[Data records]
══════════════════════════════

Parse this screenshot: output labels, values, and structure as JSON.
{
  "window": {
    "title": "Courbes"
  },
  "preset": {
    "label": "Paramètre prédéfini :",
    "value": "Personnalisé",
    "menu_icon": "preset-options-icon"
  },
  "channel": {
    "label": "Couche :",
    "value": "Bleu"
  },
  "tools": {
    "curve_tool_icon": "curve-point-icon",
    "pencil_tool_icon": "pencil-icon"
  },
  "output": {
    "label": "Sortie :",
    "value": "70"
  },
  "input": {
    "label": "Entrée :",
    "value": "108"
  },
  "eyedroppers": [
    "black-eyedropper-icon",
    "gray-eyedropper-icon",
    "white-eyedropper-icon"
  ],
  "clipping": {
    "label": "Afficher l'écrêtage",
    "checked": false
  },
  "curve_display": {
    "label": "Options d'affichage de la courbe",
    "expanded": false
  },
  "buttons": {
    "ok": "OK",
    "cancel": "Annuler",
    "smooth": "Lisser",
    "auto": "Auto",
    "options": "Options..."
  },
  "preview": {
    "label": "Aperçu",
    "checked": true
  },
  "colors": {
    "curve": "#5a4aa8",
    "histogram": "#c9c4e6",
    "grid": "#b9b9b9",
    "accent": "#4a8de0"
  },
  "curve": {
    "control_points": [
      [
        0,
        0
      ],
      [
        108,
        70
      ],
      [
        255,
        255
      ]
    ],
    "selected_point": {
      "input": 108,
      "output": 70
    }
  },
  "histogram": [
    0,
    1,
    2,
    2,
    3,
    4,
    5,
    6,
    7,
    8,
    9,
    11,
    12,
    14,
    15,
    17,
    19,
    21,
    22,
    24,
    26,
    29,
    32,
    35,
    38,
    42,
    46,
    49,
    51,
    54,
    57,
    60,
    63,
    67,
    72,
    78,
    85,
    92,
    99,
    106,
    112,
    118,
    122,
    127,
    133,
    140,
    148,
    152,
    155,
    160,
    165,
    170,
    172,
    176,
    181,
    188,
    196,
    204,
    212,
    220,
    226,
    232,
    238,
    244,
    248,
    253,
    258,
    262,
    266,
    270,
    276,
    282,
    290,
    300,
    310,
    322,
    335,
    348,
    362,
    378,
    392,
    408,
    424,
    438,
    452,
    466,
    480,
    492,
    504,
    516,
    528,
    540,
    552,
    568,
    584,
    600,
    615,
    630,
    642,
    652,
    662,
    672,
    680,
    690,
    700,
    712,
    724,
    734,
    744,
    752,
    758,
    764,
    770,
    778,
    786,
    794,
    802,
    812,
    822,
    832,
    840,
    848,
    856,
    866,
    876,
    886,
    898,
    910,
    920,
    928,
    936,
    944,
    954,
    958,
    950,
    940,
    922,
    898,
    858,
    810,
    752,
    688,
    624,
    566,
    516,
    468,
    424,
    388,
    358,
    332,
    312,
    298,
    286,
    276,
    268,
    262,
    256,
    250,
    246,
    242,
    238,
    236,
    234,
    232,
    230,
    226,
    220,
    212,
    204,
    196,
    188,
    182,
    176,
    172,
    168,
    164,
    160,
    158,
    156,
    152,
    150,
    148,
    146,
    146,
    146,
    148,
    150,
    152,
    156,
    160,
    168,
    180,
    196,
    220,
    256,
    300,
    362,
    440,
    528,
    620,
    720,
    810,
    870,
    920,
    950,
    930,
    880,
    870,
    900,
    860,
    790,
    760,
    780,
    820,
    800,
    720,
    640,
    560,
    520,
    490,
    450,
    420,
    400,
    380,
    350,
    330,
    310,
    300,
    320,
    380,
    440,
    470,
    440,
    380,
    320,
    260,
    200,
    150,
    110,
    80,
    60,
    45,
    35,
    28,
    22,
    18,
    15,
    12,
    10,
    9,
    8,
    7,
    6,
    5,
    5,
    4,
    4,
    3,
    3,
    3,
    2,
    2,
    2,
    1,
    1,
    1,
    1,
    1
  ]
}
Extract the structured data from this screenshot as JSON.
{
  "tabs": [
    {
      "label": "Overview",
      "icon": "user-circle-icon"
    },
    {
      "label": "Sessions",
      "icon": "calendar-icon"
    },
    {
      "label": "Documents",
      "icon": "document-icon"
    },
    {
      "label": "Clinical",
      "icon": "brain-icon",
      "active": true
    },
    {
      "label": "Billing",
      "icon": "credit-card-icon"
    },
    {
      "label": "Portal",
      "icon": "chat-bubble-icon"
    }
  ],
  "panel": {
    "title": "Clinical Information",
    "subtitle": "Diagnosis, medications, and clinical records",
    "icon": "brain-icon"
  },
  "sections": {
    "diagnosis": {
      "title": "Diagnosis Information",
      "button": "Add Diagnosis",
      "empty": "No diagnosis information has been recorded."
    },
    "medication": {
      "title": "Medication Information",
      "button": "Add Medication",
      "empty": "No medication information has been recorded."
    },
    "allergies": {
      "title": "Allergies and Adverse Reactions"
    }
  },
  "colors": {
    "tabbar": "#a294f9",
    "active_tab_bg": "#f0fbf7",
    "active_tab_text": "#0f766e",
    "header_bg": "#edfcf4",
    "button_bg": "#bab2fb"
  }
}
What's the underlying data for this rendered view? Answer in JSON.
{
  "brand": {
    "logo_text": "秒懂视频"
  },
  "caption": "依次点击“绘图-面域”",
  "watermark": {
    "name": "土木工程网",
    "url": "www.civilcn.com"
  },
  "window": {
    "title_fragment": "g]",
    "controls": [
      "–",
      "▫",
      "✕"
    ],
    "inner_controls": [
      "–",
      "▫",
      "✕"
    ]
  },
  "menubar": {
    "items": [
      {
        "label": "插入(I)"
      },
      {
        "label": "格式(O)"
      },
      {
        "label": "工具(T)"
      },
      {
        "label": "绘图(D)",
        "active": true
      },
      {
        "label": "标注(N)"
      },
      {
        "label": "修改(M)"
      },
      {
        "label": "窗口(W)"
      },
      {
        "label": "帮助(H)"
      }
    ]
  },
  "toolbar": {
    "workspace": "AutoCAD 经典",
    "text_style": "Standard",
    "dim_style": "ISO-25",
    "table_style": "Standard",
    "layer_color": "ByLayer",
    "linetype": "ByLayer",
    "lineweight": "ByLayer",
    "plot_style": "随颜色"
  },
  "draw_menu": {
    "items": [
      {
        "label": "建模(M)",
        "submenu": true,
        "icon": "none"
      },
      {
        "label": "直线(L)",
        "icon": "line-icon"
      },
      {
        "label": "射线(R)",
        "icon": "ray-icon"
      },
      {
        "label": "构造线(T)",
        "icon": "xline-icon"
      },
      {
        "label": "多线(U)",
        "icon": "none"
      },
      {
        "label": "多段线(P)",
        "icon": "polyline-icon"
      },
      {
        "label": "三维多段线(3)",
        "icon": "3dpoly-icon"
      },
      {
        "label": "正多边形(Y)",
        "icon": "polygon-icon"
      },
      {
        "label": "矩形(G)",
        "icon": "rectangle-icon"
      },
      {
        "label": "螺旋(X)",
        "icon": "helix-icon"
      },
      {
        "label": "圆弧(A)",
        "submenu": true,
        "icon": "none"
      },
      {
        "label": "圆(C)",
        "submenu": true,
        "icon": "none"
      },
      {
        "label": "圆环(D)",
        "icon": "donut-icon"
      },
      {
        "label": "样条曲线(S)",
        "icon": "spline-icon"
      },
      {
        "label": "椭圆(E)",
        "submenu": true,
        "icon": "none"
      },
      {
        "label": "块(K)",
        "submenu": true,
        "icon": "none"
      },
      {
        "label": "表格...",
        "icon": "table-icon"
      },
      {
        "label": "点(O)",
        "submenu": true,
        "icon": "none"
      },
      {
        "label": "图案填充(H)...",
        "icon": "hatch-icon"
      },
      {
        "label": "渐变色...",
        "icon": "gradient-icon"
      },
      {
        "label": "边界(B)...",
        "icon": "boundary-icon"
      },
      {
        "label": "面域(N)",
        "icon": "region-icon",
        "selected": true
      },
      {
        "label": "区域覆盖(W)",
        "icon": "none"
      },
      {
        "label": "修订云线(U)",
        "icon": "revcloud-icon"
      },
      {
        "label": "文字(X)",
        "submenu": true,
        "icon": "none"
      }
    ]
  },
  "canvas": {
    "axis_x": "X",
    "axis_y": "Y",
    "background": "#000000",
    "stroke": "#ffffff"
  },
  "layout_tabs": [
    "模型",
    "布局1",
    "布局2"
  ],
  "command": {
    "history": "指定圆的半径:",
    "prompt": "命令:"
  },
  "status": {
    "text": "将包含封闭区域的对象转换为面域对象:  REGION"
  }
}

══════════════════════════════

**Work instructions:**
List each line holding the string "Standard".

**Reply:**
    "text_style": "Standard",
    "table_style": "Standard",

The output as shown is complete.